Recorded data
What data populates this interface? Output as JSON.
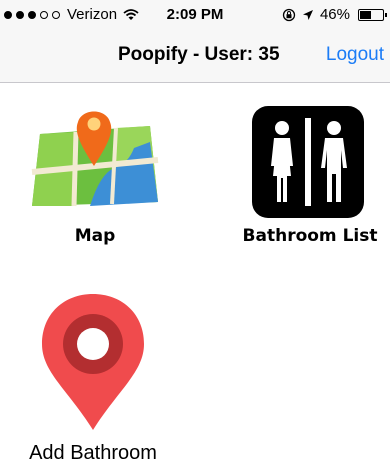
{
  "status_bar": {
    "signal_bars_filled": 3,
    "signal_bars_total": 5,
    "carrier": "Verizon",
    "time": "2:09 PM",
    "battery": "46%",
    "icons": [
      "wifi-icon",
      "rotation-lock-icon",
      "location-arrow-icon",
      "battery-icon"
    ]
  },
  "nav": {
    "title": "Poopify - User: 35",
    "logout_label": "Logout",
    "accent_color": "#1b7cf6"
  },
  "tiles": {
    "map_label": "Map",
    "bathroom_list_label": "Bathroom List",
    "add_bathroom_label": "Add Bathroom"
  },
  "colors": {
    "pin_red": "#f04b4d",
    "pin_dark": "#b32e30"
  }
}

...

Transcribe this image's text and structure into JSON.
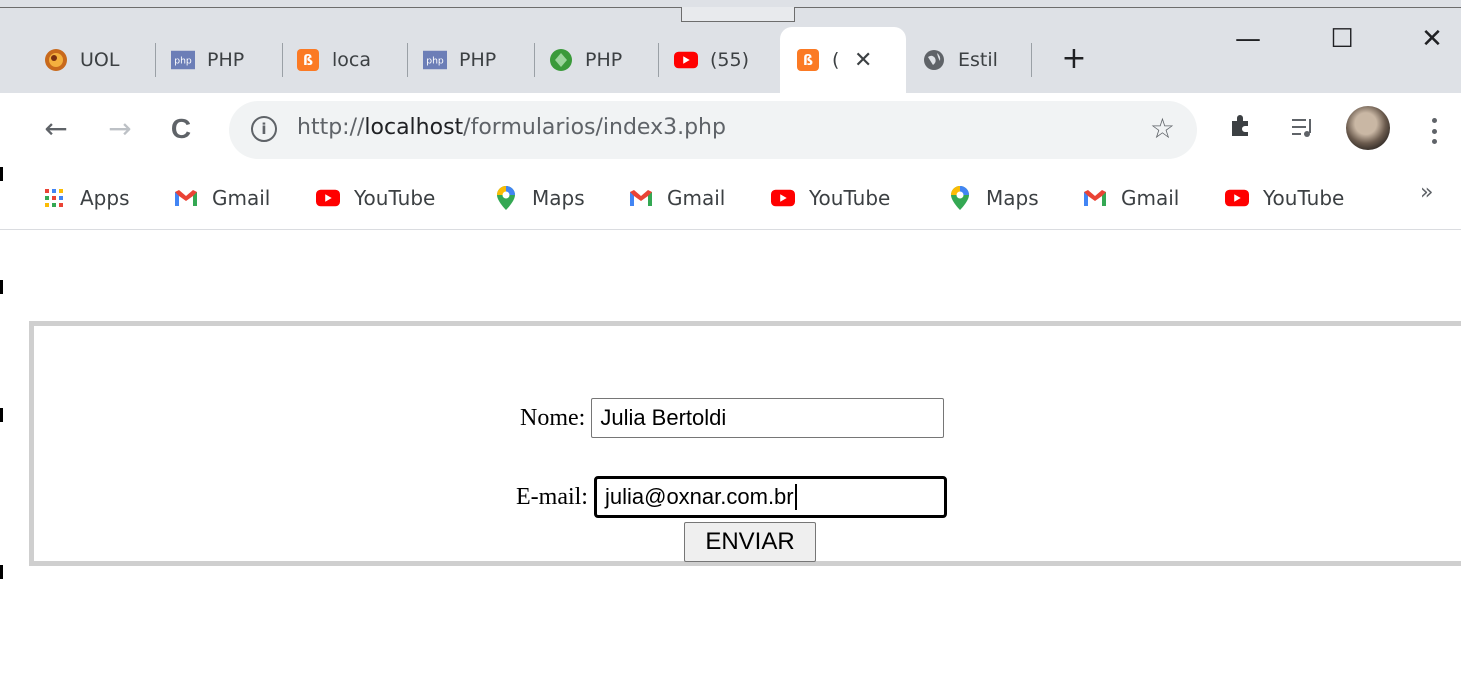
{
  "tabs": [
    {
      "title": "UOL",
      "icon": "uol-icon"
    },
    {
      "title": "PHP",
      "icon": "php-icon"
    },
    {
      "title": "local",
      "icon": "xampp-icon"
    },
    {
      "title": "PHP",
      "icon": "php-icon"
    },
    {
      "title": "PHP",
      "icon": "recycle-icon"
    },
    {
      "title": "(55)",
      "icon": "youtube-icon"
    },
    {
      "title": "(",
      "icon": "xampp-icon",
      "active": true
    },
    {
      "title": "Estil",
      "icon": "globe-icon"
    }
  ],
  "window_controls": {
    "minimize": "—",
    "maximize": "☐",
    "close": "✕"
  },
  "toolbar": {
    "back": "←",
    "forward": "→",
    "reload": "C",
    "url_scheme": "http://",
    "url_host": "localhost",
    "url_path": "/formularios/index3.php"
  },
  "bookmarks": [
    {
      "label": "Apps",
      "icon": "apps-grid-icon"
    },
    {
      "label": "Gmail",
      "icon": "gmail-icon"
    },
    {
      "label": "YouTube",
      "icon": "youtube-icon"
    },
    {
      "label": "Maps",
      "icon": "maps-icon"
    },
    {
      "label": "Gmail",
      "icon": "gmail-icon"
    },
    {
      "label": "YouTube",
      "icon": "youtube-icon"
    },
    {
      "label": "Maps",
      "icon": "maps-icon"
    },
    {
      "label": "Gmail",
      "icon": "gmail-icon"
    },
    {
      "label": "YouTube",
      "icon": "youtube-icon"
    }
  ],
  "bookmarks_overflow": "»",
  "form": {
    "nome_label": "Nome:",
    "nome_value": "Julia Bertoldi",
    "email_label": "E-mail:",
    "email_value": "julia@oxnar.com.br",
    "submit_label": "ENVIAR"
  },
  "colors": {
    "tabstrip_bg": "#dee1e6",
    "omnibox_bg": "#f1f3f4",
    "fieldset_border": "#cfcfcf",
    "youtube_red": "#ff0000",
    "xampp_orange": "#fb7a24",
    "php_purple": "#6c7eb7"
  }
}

Work to do
Copy each line of the data that contains the word "this".

Worked solution
What data populates this interface? Output as JSON.
Transcribe this image's text and structure into JSON.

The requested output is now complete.